Goal –
Look over the lines below. Report each one that includes the string "title".

Provided entries –
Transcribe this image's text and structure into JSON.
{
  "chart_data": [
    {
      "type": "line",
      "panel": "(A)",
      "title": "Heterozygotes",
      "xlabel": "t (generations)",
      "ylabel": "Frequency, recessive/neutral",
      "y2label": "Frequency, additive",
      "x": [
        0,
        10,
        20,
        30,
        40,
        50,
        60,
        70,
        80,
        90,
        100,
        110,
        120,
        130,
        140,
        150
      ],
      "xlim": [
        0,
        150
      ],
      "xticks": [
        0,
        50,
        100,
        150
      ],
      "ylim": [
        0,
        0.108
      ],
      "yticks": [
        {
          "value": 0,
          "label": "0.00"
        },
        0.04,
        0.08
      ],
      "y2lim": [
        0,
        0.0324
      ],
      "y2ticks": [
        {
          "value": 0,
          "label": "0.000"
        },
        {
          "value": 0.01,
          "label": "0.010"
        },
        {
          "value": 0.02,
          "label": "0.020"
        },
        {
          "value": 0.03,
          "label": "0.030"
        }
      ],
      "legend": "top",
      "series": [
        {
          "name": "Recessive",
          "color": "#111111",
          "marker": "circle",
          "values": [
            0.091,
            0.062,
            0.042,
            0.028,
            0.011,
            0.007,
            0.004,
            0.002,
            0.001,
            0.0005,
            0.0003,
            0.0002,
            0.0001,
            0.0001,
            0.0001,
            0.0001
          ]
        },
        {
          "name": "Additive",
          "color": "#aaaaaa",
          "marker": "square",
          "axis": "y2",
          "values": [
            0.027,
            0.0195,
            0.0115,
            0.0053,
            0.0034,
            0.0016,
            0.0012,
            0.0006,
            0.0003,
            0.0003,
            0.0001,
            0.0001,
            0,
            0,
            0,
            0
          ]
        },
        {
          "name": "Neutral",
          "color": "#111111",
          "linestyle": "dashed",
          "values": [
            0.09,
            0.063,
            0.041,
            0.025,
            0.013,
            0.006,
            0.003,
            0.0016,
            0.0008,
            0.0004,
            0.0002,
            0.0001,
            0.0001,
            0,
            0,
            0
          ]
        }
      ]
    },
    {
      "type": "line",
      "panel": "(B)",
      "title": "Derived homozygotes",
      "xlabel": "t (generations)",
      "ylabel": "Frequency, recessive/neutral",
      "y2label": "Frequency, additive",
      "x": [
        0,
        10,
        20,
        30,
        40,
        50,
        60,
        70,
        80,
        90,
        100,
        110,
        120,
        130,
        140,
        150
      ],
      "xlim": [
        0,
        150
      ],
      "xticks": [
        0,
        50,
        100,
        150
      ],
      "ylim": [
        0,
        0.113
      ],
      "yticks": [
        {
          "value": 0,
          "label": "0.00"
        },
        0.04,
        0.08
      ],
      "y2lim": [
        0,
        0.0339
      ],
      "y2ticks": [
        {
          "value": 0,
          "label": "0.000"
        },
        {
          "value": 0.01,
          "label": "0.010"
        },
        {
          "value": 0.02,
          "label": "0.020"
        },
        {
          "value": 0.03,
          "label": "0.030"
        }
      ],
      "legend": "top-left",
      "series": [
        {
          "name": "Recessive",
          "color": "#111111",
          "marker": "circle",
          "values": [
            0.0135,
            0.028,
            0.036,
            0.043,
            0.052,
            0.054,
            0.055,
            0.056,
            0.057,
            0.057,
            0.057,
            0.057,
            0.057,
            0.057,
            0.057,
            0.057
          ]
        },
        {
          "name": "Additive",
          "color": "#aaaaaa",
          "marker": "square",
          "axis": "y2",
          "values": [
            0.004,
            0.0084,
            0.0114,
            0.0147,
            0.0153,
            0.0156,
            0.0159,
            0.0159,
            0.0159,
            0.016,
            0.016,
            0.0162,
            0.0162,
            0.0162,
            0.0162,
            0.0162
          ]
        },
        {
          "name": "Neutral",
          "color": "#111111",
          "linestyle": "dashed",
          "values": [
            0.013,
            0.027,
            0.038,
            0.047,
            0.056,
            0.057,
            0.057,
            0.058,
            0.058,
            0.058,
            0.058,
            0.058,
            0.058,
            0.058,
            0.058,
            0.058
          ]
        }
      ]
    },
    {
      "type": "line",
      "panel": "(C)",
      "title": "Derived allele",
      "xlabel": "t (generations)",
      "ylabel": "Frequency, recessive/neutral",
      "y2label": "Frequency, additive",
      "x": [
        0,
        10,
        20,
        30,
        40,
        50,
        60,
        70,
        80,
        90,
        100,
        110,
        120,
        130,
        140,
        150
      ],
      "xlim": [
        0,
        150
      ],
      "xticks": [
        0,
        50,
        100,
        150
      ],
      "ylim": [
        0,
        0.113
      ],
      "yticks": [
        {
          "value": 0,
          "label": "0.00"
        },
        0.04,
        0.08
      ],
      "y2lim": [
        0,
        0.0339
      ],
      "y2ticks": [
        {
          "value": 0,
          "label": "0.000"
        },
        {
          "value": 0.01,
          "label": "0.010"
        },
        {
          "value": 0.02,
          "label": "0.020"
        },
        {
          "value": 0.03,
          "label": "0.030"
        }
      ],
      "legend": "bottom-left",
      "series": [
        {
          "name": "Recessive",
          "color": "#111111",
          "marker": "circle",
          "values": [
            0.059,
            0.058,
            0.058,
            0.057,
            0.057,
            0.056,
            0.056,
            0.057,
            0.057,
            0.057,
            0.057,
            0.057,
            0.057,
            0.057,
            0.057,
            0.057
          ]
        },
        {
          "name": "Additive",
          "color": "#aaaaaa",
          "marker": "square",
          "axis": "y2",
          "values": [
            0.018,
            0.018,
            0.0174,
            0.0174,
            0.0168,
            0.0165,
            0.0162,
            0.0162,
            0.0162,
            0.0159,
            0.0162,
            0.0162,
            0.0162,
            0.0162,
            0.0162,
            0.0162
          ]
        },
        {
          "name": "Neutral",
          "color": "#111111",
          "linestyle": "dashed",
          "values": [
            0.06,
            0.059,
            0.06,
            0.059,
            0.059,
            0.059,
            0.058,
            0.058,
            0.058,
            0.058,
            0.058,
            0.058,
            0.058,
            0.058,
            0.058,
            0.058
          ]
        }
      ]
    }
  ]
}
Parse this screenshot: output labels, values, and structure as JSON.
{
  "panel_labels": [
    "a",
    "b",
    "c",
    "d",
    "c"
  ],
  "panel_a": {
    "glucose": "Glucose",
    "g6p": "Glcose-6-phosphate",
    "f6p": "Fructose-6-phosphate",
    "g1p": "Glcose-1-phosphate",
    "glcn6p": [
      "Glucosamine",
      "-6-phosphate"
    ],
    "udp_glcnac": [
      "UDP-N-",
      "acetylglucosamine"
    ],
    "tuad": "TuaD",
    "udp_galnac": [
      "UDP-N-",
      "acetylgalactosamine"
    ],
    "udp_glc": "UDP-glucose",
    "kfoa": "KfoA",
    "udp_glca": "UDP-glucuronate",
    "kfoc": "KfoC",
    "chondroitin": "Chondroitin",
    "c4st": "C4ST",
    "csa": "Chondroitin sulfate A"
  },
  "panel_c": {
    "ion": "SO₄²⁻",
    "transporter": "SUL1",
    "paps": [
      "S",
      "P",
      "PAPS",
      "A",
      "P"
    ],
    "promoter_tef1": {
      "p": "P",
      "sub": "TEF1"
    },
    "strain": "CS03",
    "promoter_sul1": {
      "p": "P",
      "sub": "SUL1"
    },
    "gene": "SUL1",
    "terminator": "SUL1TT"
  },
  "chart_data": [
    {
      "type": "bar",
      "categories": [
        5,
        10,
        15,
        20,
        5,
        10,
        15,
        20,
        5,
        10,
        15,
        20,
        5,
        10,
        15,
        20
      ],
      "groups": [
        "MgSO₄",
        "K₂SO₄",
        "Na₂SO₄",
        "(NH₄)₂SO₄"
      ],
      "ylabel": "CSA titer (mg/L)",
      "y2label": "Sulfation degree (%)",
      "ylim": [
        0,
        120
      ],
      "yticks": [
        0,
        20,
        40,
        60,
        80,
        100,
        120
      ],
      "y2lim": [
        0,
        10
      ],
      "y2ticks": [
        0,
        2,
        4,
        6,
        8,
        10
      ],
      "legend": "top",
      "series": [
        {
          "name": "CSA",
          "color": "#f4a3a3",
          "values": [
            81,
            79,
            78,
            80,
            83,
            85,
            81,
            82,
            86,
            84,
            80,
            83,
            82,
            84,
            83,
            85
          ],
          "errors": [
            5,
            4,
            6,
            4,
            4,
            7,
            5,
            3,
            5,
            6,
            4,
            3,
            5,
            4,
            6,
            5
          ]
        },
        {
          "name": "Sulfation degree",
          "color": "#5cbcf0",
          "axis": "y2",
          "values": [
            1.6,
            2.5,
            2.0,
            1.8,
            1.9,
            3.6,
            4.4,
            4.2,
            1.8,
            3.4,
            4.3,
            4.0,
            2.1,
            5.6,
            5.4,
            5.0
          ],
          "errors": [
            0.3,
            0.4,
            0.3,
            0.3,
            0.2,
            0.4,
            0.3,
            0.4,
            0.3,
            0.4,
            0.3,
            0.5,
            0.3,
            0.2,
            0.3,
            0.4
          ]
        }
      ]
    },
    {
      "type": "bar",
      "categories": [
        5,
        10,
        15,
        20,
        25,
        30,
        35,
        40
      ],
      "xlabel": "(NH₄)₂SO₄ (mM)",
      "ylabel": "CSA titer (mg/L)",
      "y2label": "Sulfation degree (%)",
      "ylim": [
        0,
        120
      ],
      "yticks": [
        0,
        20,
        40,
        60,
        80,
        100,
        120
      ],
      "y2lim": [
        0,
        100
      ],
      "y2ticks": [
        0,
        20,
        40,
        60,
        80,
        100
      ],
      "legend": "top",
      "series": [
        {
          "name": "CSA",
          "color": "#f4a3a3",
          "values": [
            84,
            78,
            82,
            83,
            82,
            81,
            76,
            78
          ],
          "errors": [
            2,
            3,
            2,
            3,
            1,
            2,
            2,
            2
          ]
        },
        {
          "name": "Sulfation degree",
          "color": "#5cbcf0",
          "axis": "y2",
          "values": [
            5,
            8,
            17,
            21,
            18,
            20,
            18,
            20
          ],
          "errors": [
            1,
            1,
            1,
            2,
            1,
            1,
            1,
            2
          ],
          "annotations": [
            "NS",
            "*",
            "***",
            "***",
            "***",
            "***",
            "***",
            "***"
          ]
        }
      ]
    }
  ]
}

Solution to this exercise –
      "title": "Heterozygotes",
      "title": "Derived homozygotes",
      "title": "Derived allele",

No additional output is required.